*Exercise objective*. Write out, precisely and in full, each line of the material.

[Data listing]
[Begin]

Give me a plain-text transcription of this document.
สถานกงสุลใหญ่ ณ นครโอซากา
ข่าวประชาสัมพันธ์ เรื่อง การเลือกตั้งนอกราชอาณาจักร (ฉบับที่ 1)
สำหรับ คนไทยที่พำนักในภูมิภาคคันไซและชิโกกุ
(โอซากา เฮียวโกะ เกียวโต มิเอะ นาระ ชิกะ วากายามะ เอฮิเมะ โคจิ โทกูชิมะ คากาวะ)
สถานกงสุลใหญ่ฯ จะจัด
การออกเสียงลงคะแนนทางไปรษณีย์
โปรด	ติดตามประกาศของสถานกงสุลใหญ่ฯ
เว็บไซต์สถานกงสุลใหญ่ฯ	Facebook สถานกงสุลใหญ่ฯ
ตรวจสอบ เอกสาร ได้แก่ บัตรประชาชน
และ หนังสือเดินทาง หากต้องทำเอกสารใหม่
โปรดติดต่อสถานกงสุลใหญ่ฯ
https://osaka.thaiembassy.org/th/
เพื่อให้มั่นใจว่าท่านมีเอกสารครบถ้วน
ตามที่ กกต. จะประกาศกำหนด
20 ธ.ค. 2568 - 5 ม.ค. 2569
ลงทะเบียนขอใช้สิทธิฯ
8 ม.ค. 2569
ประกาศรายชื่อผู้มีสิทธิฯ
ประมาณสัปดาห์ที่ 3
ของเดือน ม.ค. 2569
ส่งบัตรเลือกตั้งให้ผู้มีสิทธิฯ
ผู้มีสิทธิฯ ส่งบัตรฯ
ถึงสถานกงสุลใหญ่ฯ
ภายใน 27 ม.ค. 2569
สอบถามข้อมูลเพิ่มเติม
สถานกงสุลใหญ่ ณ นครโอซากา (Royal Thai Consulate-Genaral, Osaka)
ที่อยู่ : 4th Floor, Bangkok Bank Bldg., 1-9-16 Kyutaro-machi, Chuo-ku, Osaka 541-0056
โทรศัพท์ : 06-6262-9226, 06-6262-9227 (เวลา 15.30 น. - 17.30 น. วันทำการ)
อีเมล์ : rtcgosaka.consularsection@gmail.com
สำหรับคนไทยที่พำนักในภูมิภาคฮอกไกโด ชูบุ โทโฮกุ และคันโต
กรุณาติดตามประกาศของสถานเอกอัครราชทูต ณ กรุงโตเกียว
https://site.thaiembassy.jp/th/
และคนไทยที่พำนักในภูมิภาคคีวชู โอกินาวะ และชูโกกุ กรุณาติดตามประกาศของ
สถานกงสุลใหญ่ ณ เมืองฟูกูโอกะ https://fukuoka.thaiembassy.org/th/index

[End]

*The result*.
Give me a plain-text transcription of this document.
สถานกงสุลใหญ่ ณ นครโอซากา
ข่าวประชาสัมพันธ์ เรื่อง การเลือกตั้งนอกราชอาณาจักร (ฉบับที่ 1)
สำหรับ คนไทยที่พำนักในภูมิภาคคันไซและชิโกกุ
(โอซากา เฮียวโกะ เกียวโต มิเอะ นาระ ชิกะ วากายามะ เอฮิเมะ โคจิ โทกูชิมะ คากาวะ)
สถานกงสุลใหญ่ฯ จะจัด
การออกเสียงลงคะแนนทางไปรษณีย์
โปรด	ติดตามประกาศของสถานกงสุลใหญ่ฯ
เว็บไซต์สถานกงสุลใหญ่ฯ	Facebook สถานกงสุลใหญ่ฯ
ตรวจสอบ เอกสาร ได้แก่ บัตรประชาชน
และ หนังสือเดินทาง หากต้องทำเอกสารใหม่
โปรดติดต่อสถานกงสุลใหญ่ฯ
https://osaka.thaiembassy.org/th/
เพื่อให้มั่นใจว่าท่านมีเอกสารครบถ้วน
ตามที่ กกต. จะประกาศกำหนด
20 ธ.ค. 2568 - 5 ม.ค. 2569
ลงทะเบียนขอใช้สิทธิฯ
8 ม.ค. 2569
ประกาศรายชื่อผู้มีสิทธิฯ
ประมาณสัปดาห์ที่ 3
ของเดือน ม.ค. 2569
ส่งบัตรเลือกตั้งให้ผู้มีสิทธิฯ
ผู้มีสิทธิฯ ส่งบัตรฯ
ถึงสถานกงสุลใหญ่ฯ
ภายใน 27 ม.ค. 2569
สอบถามข้อมูลเพิ่มเติม
สถานกงสุลใหญ่ ณ นครโอซากา (Royal Thai Consulate-Genaral, Osaka)
ที่อยู่ : 4th Floor, Bangkok Bank Bldg., 1-9-16 Kyutaro-machi, Chuo-ku, Osaka 541-0056
โทรศัพท์ : 06-6262-9226, 06-6262-9227 (เวลา 15.30 น. - 17.30 น. วันทำการ)
อีเมล์ : rtcgosaka.consularsection@gmail.com
สำหรับคนไทยที่พำนักในภูมิภาคฮอกไกโด ชูบุ โทโฮกุ และคันโต
กรุณาติดตามประกาศของสถานเอกอัครราชทูต ณ กรุงโตเกียว
https://site.thaiembassy.jp/th/
และคนไทยที่พำนักในภูมิภาคคีวชู โอกินาวะ และชูโกกุ กรุณาติดตามประกาศของ
สถานกงสุลใหญ่ ณ เมืองฟูกูโอกะ https://fukuoka.thaiembassy.org/th/index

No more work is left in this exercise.